> _To do_:
Every line with the word "landsbygdstrafik" in it should be extracted from the data that follows.

> _Material for this task_:
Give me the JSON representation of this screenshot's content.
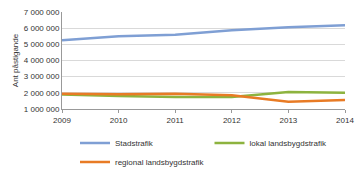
{
  "chart_data": {
    "type": "line",
    "y_label": "Ant påstigande",
    "x": [
      2009,
      2010,
      2011,
      2012,
      2013,
      2014
    ],
    "xlim": [
      2009,
      2014
    ],
    "xticks": [
      2009,
      2010,
      2011,
      2012,
      2013,
      2014
    ],
    "ylim": [
      1000000,
      7000000
    ],
    "yticks": [
      {
        "value": 1000000,
        "label": "1 000 000"
      },
      {
        "value": 2000000,
        "label": "2 000 000"
      },
      {
        "value": 3000000,
        "label": "3 000 000"
      },
      {
        "value": 4000000,
        "label": "4 000 000"
      },
      {
        "value": 5000000,
        "label": "5 000 000"
      },
      {
        "value": 6000000,
        "label": "6 000 000"
      },
      {
        "value": 7000000,
        "label": "7 000 000"
      }
    ],
    "grid": true,
    "legend": "bottom",
    "series": [
      {
        "name": "Stadstrafik",
        "color": "#7f9fd4",
        "values": [
          5250000,
          5500000,
          5600000,
          5870000,
          6050000,
          6180000
        ]
      },
      {
        "name": "lokal landsbygdstrafik",
        "color": "#8db33f",
        "values": [
          1900000,
          1800000,
          1750000,
          1750000,
          2050000,
          2000000
        ]
      },
      {
        "name": "regional landsbygdstrafik",
        "color": "#e87b25",
        "values": [
          1950000,
          1920000,
          1950000,
          1850000,
          1450000,
          1550000
        ]
      }
    ]
  }
}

> _In response_:
        "name": "lokal landsbygdstrafik",
        "name": "regional landsbygdstrafik",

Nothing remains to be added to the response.